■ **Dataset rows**

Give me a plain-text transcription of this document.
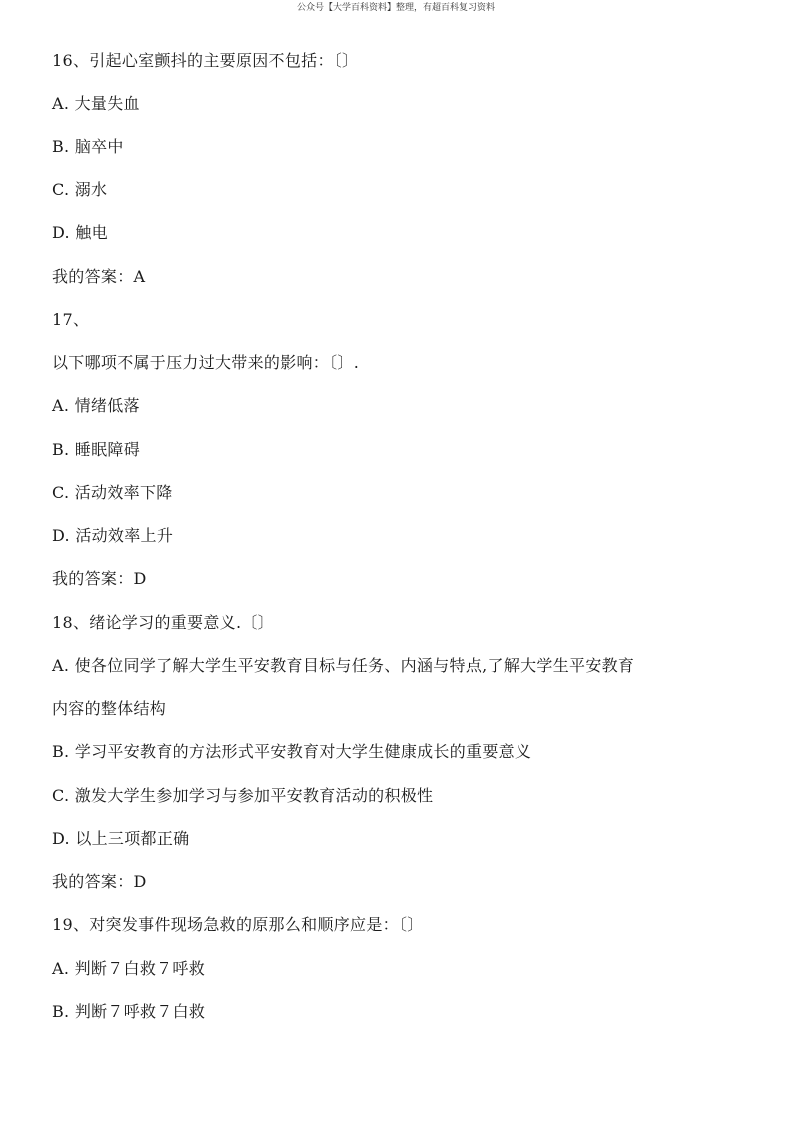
公众号【大学百科资料】整理，有超百科复习资料
16、引起心室颤抖的主要原因不包括：〔〕
A. 大量失血
B. 脑卒中
C. 溺水
D. 触电
我的答案：A
17、
以下哪项不属于压力过大带来的影响：〔〕.
A. 情绪低落
B. 睡眠障碍
C. 活动效率下降
D. 活动效率上升
我的答案：D
18、绪论学习的重要意义.〔〕
A. 使各位同学了解大学生平安教育目标与任务、内涵与特点,了解大学生平安教育
内容的整体结构
B. 学习平安教育的方法形式平安教育对大学生健康成长的重要意义
C. 激发大学生参加学习与参加平安教育活动的积极性
D. 以上三项都正确
我的答案：D
19、对突发事件现场急救的原那么和顺序应是：〔〕
A. 判断７白救７呼救
B. 判断７呼救７白救
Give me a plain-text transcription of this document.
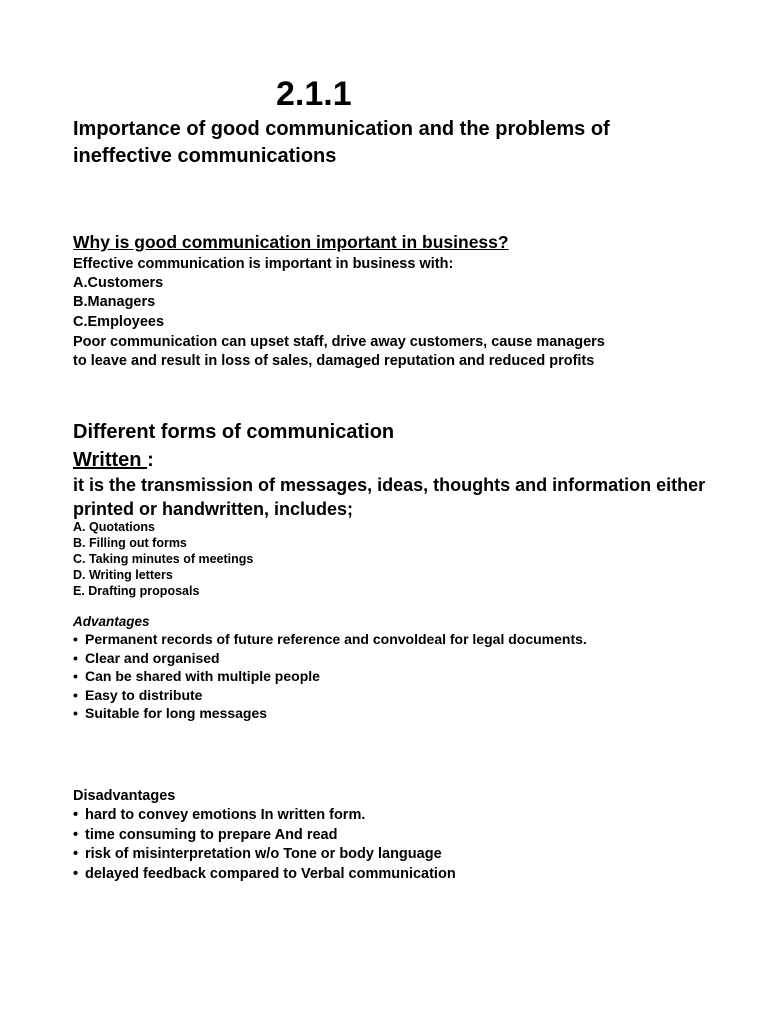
2.1.1
Importance of good communication and the problems of ineffective communications
Why is good communication important in business?
Effective communication is important in business with:
A.Customers
B.Managers
C.Employees
Poor communication can upset staff, drive away customers, cause managers
to leave and result in loss of sales, damaged reputation and reduced profits
Different forms of communication
Written :
it is the transmission of messages, ideas, thoughts and information either printed or handwritten, includes;
A. Quotations
B. Filling out forms
C. Taking minutes of meetings
D. Writing letters
E. Drafting proposals
Advantages
• Permanent records of future reference and convoldeal for legal documents.
• Clear and organised
• Can be shared with multiple people
• Easy to distribute
• Suitable for long messages
Disadvantages
• hard to convey emotions In written form.
• time consuming to prepare And read
• risk of misinterpretation w/o Tone or body language
• delayed feedback compared to Verbal communication
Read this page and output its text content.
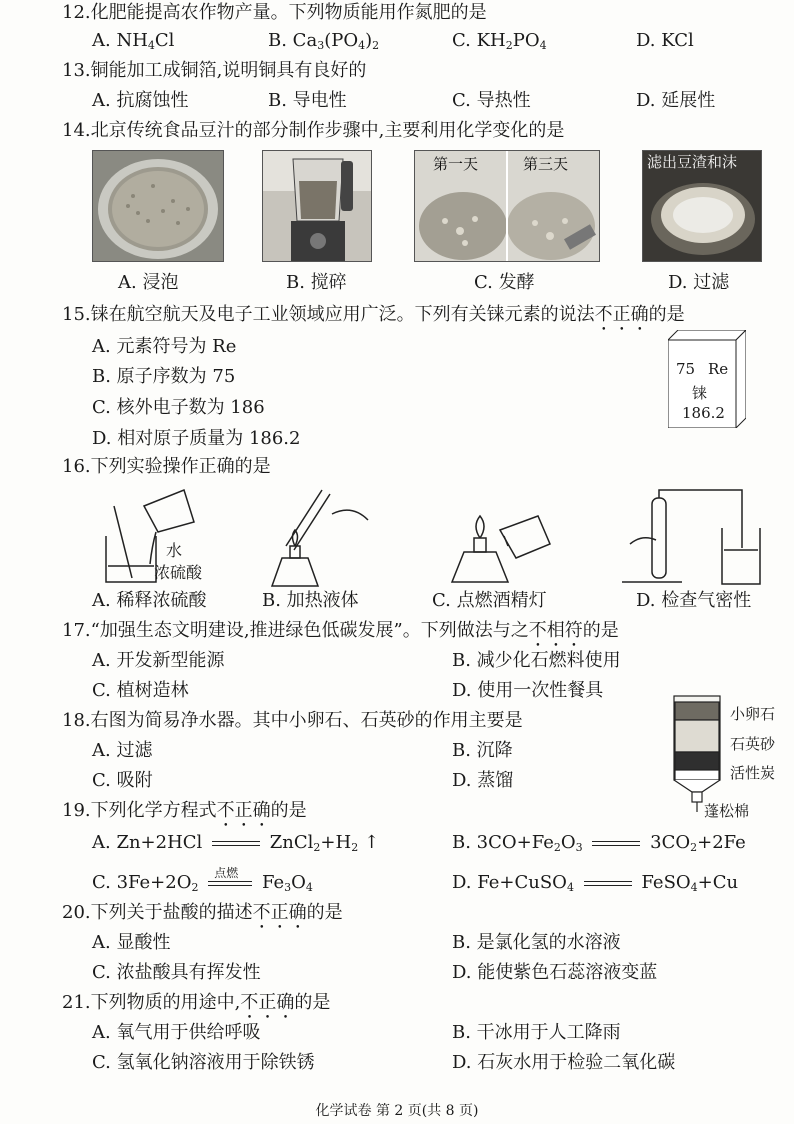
12.化肥能提高农作物产量。下列物质能用作氮肥的是
A. $NH_4Cl$	B. $Ca_3(PO_4)_2$	C. $KH_2PO_4$	D. KCl
13.铜能加工成铜箔,说明铜具有良好的
A. 抗腐蚀性	B. 导电性	C. 导热性	D. 延展性
14.北京传统食品豆汁的部分制作步骤中,主要利用化学变化的是
第一天	第三天	滤出豆渣和沫
A. 浸泡	B. 搅碎	C. 发酵	D. 过滤
15.铼在航空航天及电子工业领域应用广泛。下列有关铼元素的说法不正确的是
A. 元素符号为 Re
B. 原子序数为 75
C. 核外电子数为 186
D. 相对原子质量为 186.2
75 Re
铼
186.2
16.下列实验操作正确的是
水
浓硫酸
A. 稀释浓硫酸	B. 加热液体	C. 点燃酒精灯	D. 检查气密性
17.“加强生态文明建设,推进绿色低碳发展”。下列做法与之不相符的是
A. 开发新型能源	B. 减少化石燃料使用
C. 植树造林	D. 使用一次性餐具
18.右图为简易净水器。其中小卵石、石英砂的作用主要是
A. 过滤	B. 沉降
C. 吸附	D. 蒸馏
小卵石
石英砂
活性炭
蓬松棉
19.下列化学方程式不正确的是
A. Zn+2HCl	$ZnCl_2+H_2$ ↑	B. $3CO+Fe_2O_3$	$3CO_2+2Fe$
C. $3Fe+2O_2$
点燃 $Fe_3O_4$	D. Fe+CuSO$_4$	FeSO$_4$+Cu
20.下列关于盐酸的描述不正确的是
A. 显酸性	B. 是氯化氢的水溶液
C. 浓盐酸具有挥发性	D. 能使紫色石蕊溶液变蓝
21.下列物质的用途中,不正确的是
A. 氧气用于供给呼吸	B. 干冰用于人工降雨
C. 氢氧化钠溶液用于除铁锈	D. 石灰水用于检验二氧化碳
化学试卷 第 2 页(共 8 页)
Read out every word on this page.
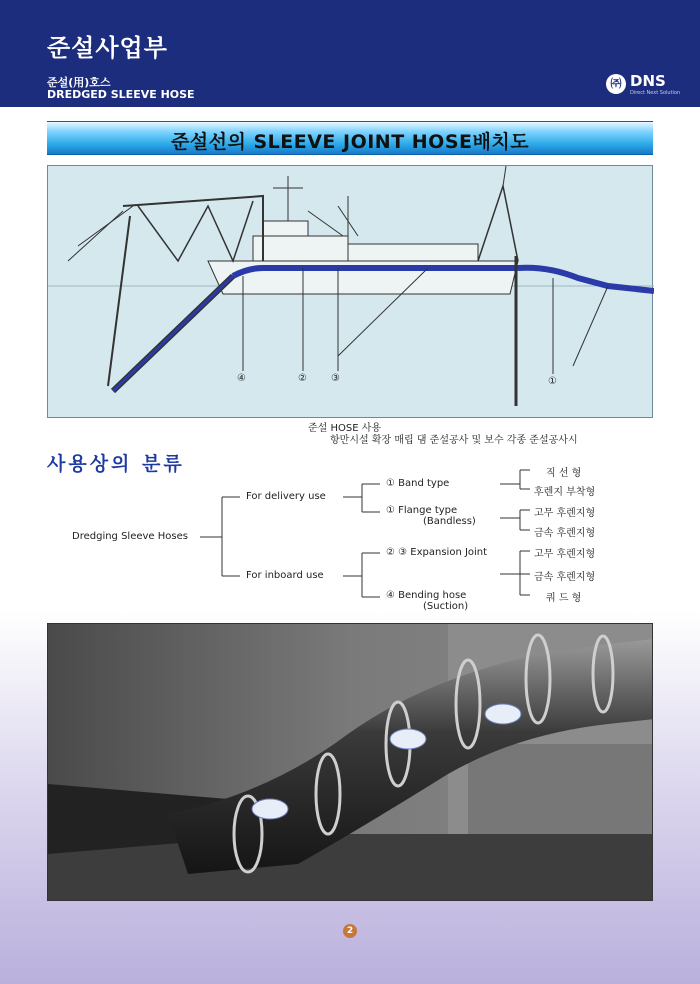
준설사업부
준설(用)호스
DREDGED SLEEVE HOSE
㈜ DNS
Direct Next Solution
준설선의 SLEEVE JOINT HOSE배치도
④	② ③	①
준설 HOSE 사용
항만시설 확장 매립 댐 준설공사 및 보수 각종 준설공사시
사용상의 분류
Dredging Sleeve Hoses
For delivery use
For inboard use
① Band type
① Flange type
(Bandless)
② ③ Expansion Joint
④ Bending hose
(Suction)
직 선 형
후렌지 부착형
고무 후렌지형
금속 후렌지형
고무 후렌지형
금속 후렌지형
쿼 드 형
2
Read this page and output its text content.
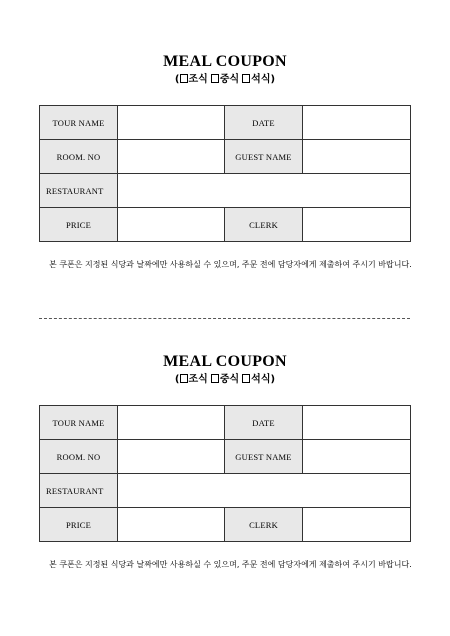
MEAL COUPON
( 조식 중식 석식)
TOUR NAME		DATE	
ROOM. NO		GUEST NAME	
RESTAURANT			
PRICE		CLERK	
본 쿠폰은 지정된 식당과 날짜에만 사용하실 수 있으며, 주문 전에 담당자에게 제출하여 주시기 바랍니다.
MEAL COUPON
( 조식 중식 석식)
TOUR NAME		DATE	
ROOM. NO		GUEST NAME	
RESTAURANT			
PRICE		CLERK	
본 쿠폰은 지정된 식당과 날짜에만 사용하실 수 있으며, 주문 전에 담당자에게 제출하여 주시기 바랍니다.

■ **WHAT TO WORK ON**
Copy everything in the records above except the pictures, exactly as written.

■ **RESPONSE TO THIS TASK**
Give me a plain-text transcription of this document.
公众号【大学百科资料】整理，有超百科复习资料
16、引起心室颤抖的主要原因不包括：〔〕
A. 大量失血
B. 脑卒中
C. 溺水
D. 触电
我的答案：A
17、
以下哪项不属于压力过大带来的影响：〔〕.
A. 情绪低落
B. 睡眠障碍
C. 活动效率下降
D. 活动效率上升
我的答案：D
18、绪论学习的重要意义.〔〕
A. 使各位同学了解大学生平安教育目标与任务、内涵与特点,了解大学生平安教育
内容的整体结构
B. 学习平安教育的方法形式平安教育对大学生健康成长的重要意义
C. 激发大学生参加学习与参加平安教育活动的积极性
D. 以上三项都正确
我的答案：D
19、对突发事件现场急救的原那么和顺序应是：〔〕
A. 判断７白救７呼救
B. 判断７呼救７白救
Give me a plain-text transcription of this document.
2.1.1
Importance of good communication and the problems of ineffective communications
Why is good communication important in business?
Effective communication is important in business with:
A.Customers
B.Managers
C.Employees
Poor communication can upset staff, drive away customers, cause managers
to leave and result in loss of sales, damaged reputation and reduced profits
Different forms of communication
Written :
it is the transmission of messages, ideas, thoughts and information either printed or handwritten, includes;
A. Quotations
B. Filling out forms
C. Taking minutes of meetings
D. Writing letters
E. Drafting proposals
Advantages
• Permanent records of future reference and convoldeal for legal documents.
• Clear and organised
• Can be shared with multiple people
• Easy to distribute
• Suitable for long messages
Disadvantages
• hard to convey emotions In written form.
• time consuming to prepare And read
• risk of misinterpretation w/o Tone or body language
• delayed feedback compared to Verbal communication
Read this page and output its text content.
12.化肥能提高农作物产量。下列物质能用作氮肥的是
A. $NH_4Cl$	B. $Ca_3(PO_4)_2$	C. $KH_2PO_4$	D. KCl
13.铜能加工成铜箔,说明铜具有良好的
A. 抗腐蚀性	B. 导电性	C. 导热性	D. 延展性
14.北京传统食品豆汁的部分制作步骤中,主要利用化学变化的是
第一天	第三天	滤出豆渣和沫
A. 浸泡	B. 搅碎	C. 发酵	D. 过滤
15.铼在航空航天及电子工业领域应用广泛。下列有关铼元素的说法不正确的是
A. 元素符号为 Re
B. 原子序数为 75
C. 核外电子数为 186
D. 相对原子质量为 186.2
75 Re
铼
186.2
16.下列实验操作正确的是
水
浓硫酸
A. 稀释浓硫酸	B. 加热液体	C. 点燃酒精灯	D. 检查气密性
17.“加强生态文明建设,推进绿色低碳发展”。下列做法与之不相符的是
A. 开发新型能源	B. 减少化石燃料使用
C. 植树造林	D. 使用一次性餐具
18.右图为简易净水器。其中小卵石、石英砂的作用主要是
A. 过滤	B. 沉降
C. 吸附	D. 蒸馏
小卵石
石英砂
活性炭
蓬松棉
19.下列化学方程式不正确的是
A. Zn+2HCl	$ZnCl_2+H_2$ ↑	B. $3CO+Fe_2O_3$	$3CO_2+2Fe$
C. $3Fe+2O_2$
点燃 $Fe_3O_4$	D. Fe+CuSO$_4$	FeSO$_4$+Cu
20.下列关于盐酸的描述不正确的是
A. 显酸性	B. 是氯化氢的水溶液
C. 浓盐酸具有挥发性	D. 能使紫色石蕊溶液变蓝
21.下列物质的用途中,不正确的是
A. 氧气用于供给呼吸	B. 干冰用于人工降雨
C. 氢氧化钠溶液用于除铁锈	D. 石灰水用于检验二氧化碳
化学试卷 第 2 页(共 8 页)
Read out every word on this page.
준설사업부
준설(用)호스
DREDGED SLEEVE HOSE
㈜ DNS
Direct Next Solution
준설선의 SLEEVE JOINT HOSE배치도
④	② ③	①
준설 HOSE 사용
항만시설 확장 매립 댐 준설공사 및 보수 각종 준설공사시
사용상의 분류
Dredging Sleeve Hoses
For delivery use
For inboard use
① Band type
① Flange type
(Bandless)
② ③ Expansion Joint
④ Bending hose
(Suction)
직 선 형
후렌지 부착형
고무 후렌지형
금속 후렌지형
고무 후렌지형
금속 후렌지형
쿼 드 형
2
Read this page and output its text content.
MEAL COUPON
( 조식 중식 석식)
TOUR NAME		DATE	
ROOM. NO		GUEST NAME	
RESTAURANT			
PRICE		CLERK	
본 쿠폰은 지정된 식당과 날짜에만 사용하실 수 있으며, 주문 전에 담당자에게 제출하여 주시기 바랍니다.
MEAL COUPON
( 조식 중식 석식)
TOUR NAME		DATE	
ROOM. NO		GUEST NAME	
RESTAURANT			
PRICE		CLERK	
본 쿠폰은 지정된 식당과 날짜에만 사용하실 수 있으며, 주문 전에 담당자에게 제출하여 주시기 바랍니다.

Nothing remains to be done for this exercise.